● **THE RECORDS**:

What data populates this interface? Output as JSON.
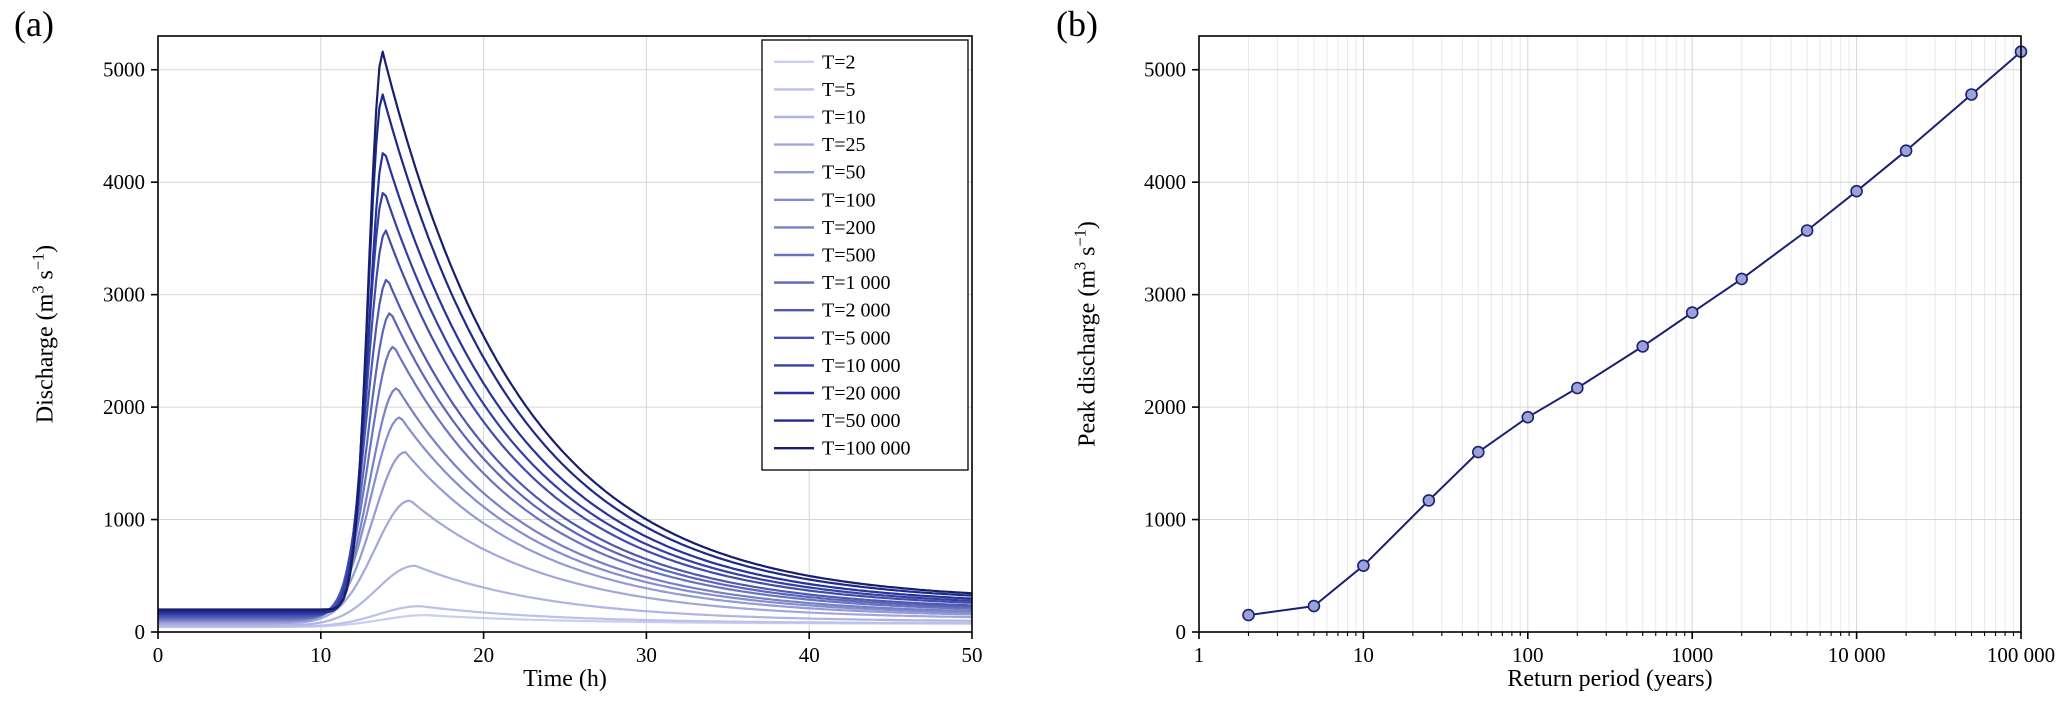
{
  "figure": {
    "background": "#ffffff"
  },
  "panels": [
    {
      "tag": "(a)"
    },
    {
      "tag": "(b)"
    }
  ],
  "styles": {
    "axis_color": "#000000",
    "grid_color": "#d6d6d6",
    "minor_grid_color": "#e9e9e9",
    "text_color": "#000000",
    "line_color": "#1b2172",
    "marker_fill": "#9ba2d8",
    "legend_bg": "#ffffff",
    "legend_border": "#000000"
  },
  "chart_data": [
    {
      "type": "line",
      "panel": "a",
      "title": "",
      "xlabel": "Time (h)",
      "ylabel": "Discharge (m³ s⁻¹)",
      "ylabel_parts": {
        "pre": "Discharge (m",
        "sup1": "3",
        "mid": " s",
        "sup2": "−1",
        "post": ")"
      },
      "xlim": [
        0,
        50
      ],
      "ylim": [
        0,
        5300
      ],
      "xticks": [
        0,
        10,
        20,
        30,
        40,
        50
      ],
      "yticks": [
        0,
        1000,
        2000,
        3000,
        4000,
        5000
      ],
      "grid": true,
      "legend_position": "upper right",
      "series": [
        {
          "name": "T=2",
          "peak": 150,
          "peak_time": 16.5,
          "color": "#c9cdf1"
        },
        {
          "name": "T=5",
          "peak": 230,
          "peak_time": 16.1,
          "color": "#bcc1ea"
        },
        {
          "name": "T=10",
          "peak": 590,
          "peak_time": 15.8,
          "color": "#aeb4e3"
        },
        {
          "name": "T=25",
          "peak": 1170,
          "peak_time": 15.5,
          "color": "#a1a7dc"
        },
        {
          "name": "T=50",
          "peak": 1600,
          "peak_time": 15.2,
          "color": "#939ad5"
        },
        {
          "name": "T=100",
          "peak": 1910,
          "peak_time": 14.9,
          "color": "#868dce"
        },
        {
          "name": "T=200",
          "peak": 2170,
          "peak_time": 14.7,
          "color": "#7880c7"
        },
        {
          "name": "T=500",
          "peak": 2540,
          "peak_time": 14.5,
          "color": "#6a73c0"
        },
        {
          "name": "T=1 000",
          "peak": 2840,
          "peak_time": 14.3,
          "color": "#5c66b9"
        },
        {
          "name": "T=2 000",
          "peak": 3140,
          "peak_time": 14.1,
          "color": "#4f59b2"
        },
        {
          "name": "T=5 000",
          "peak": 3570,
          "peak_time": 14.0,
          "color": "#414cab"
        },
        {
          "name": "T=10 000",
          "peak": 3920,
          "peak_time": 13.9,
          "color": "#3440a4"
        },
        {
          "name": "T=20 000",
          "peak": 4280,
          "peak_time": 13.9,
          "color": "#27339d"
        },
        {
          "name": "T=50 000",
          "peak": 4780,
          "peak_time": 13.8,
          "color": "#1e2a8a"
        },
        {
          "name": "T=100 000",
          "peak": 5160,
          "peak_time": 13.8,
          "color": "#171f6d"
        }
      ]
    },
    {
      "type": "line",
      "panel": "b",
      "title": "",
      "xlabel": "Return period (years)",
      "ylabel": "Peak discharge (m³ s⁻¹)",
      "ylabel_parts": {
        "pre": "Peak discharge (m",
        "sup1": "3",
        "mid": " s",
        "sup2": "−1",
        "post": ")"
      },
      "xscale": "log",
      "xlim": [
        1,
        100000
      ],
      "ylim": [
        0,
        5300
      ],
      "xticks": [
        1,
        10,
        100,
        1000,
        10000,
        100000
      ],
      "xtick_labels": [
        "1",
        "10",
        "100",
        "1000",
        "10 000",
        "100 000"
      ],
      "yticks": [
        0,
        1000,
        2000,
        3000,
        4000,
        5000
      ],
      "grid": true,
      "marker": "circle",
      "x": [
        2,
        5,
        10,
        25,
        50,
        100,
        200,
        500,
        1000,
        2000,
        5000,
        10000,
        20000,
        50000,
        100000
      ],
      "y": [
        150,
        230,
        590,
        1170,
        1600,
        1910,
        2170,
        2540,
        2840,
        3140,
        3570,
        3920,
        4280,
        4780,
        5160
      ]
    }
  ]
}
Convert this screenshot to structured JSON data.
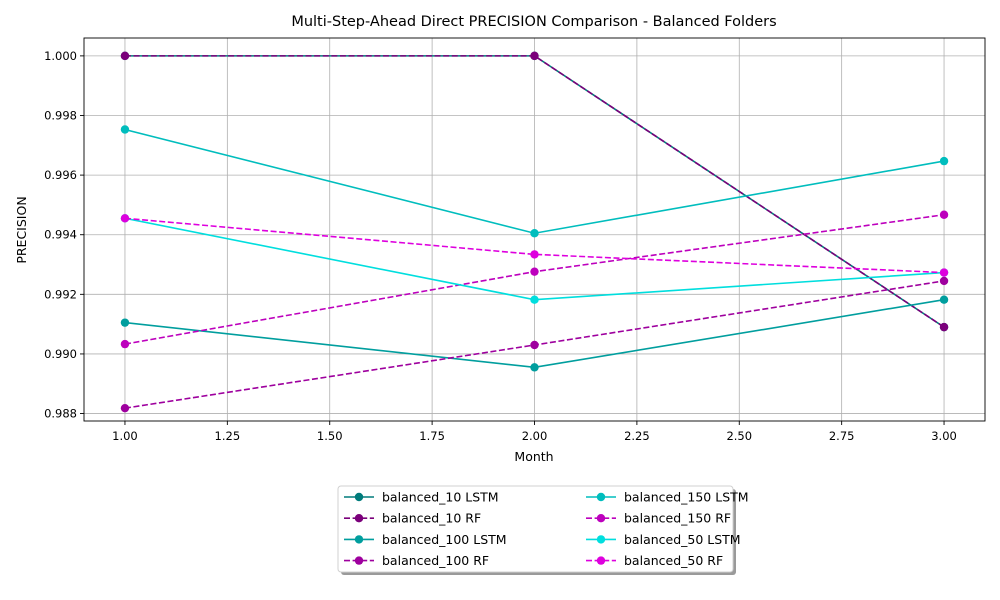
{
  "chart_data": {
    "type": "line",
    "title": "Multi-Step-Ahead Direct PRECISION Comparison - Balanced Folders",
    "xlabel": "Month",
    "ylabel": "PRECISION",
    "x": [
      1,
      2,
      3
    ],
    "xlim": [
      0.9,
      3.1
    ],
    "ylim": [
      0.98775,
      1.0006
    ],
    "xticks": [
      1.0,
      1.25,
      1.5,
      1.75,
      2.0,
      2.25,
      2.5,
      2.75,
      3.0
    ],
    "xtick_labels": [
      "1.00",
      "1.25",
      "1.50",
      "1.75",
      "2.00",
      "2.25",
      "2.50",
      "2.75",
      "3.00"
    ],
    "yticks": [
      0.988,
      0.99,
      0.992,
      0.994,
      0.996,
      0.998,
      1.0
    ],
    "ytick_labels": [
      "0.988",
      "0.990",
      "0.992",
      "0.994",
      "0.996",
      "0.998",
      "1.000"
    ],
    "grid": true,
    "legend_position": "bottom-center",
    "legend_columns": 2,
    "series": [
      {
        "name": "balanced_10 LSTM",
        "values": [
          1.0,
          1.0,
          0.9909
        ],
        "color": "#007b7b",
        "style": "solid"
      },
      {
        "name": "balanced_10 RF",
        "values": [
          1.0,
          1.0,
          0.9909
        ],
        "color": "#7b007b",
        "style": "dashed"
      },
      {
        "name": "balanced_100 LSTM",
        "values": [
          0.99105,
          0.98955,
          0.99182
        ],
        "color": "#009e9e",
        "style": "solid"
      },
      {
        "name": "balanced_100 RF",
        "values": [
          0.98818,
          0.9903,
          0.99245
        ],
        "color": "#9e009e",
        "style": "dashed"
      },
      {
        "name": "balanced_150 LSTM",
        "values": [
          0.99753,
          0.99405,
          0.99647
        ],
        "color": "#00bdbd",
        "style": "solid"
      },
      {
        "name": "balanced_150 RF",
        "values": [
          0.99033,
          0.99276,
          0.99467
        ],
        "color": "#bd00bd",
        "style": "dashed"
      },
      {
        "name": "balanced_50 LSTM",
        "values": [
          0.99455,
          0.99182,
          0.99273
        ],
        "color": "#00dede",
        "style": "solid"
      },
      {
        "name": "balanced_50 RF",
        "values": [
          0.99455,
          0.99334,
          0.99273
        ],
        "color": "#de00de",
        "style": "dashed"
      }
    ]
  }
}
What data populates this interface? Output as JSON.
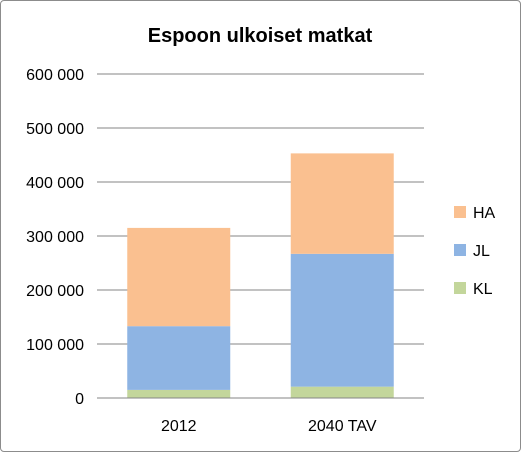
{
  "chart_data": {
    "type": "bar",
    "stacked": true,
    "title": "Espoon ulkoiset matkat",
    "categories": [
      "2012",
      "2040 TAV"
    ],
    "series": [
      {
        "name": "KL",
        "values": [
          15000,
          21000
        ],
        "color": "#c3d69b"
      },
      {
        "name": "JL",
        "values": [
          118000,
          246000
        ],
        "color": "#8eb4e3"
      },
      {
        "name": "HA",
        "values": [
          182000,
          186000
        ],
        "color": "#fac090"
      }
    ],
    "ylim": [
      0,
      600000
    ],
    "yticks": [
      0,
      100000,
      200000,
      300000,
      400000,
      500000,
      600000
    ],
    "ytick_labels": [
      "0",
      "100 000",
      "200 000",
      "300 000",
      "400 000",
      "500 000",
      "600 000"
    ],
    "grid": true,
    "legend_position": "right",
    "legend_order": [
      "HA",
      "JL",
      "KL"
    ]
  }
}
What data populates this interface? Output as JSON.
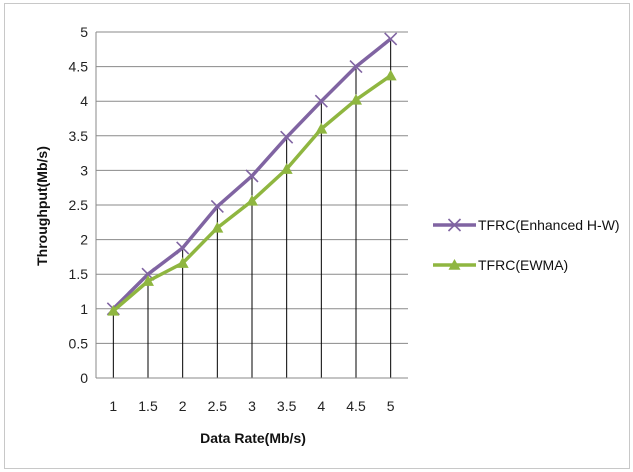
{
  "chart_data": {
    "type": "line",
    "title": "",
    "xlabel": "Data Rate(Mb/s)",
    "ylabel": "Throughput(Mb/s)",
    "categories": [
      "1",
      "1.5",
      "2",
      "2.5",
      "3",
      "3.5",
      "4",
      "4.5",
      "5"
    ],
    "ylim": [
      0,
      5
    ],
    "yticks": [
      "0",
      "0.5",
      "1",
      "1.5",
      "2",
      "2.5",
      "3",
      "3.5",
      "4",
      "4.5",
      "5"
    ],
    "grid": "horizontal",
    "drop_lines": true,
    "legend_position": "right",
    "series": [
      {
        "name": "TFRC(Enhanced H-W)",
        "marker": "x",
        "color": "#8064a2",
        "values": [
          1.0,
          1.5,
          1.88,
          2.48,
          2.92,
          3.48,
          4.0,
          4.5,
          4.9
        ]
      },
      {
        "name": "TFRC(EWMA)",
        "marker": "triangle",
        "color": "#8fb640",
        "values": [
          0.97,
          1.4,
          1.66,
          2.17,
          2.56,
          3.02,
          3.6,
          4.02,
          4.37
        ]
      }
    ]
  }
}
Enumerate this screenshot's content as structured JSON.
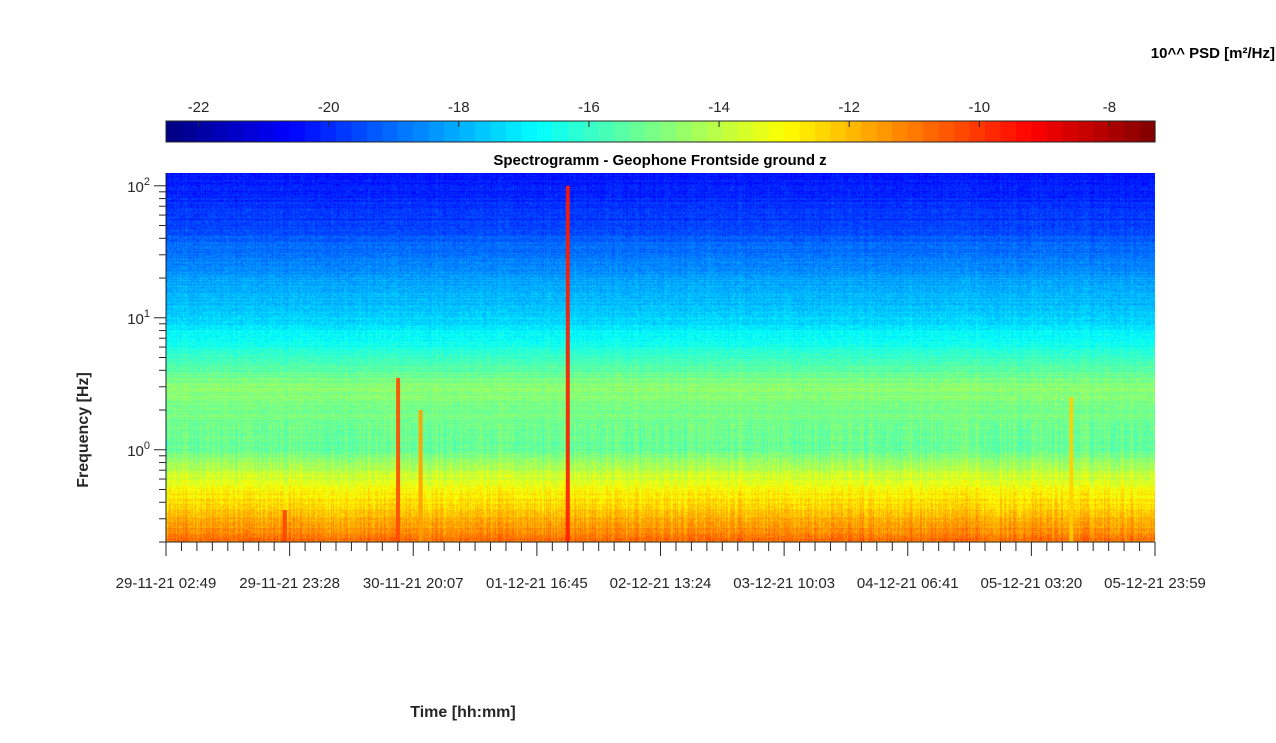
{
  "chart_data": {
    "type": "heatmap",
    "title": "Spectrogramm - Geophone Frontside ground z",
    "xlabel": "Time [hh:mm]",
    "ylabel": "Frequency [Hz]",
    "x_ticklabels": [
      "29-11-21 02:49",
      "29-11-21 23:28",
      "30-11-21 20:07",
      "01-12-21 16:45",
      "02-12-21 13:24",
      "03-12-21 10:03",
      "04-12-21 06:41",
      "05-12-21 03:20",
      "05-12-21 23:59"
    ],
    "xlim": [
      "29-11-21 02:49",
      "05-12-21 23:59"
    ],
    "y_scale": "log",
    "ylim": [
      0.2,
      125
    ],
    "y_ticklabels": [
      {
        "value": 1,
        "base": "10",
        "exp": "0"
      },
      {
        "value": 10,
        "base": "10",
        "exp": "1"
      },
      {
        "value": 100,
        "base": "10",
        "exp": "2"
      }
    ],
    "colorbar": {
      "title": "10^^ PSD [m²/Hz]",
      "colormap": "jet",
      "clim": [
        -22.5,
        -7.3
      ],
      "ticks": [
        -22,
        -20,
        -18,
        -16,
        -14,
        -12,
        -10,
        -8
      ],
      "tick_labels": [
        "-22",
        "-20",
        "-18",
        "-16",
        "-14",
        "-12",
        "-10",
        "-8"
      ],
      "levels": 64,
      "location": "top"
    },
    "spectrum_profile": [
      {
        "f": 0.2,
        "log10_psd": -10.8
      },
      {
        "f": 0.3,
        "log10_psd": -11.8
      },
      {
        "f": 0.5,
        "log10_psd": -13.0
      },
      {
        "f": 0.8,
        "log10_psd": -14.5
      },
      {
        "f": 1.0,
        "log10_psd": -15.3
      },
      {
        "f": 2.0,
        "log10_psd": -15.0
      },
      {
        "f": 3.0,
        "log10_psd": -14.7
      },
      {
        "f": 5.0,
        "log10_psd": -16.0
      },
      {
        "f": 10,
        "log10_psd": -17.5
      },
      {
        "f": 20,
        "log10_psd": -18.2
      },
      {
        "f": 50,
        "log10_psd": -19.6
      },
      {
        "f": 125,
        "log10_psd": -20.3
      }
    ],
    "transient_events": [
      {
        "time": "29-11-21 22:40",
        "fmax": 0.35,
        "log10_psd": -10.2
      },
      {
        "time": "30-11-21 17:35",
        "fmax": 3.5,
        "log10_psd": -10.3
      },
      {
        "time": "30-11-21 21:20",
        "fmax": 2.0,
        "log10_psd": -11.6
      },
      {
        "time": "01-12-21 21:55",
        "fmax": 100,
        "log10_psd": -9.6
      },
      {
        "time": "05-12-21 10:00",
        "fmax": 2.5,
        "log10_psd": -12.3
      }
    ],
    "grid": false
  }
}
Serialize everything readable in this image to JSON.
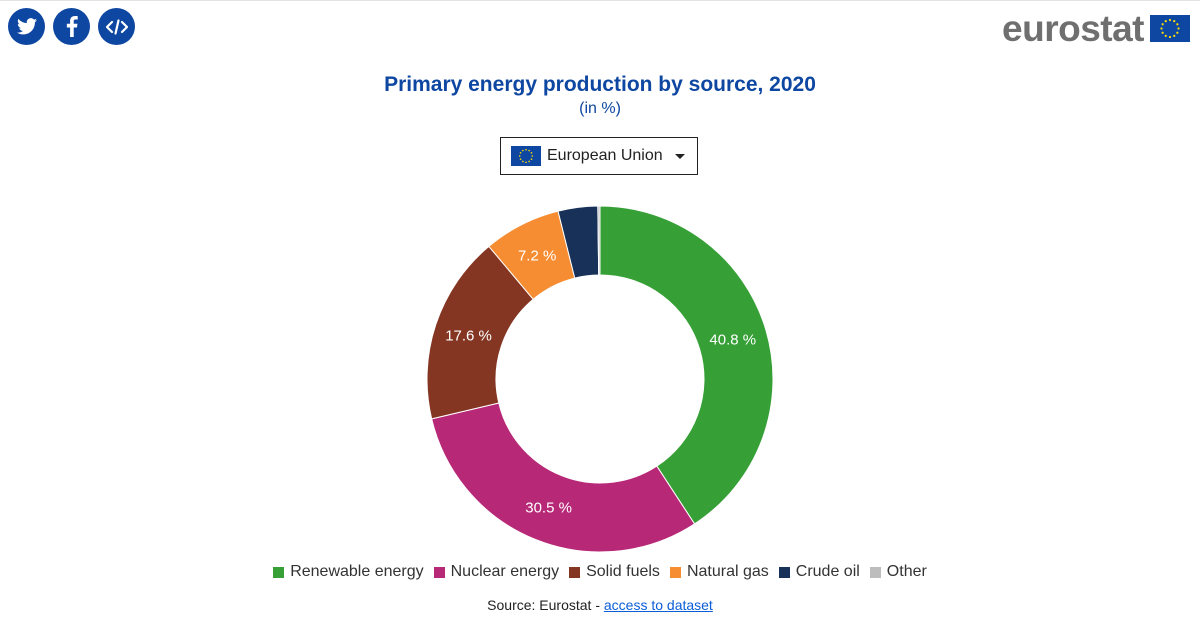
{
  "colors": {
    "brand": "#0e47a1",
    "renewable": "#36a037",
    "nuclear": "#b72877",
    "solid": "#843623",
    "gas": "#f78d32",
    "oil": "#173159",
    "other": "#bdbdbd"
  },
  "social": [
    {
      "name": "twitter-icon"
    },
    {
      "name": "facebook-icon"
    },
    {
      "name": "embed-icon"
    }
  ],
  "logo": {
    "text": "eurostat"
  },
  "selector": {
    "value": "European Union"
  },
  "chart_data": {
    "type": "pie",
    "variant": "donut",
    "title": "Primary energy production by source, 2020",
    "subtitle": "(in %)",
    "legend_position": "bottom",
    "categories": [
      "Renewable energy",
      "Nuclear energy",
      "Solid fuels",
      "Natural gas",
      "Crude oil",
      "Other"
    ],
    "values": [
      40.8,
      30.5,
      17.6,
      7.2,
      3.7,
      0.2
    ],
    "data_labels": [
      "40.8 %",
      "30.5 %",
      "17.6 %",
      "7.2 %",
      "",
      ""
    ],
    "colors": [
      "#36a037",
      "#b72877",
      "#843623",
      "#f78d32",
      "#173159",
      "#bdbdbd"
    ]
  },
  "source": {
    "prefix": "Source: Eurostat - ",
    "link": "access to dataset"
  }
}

● **SET EXERCISE**: Using the records above, pull out each line where the word "screenshot" occurs.

● **SOLVED PROBLEM**:
Convert this screenshot to structured JSON data.
Enumerate this screenshot's content as structured JSON.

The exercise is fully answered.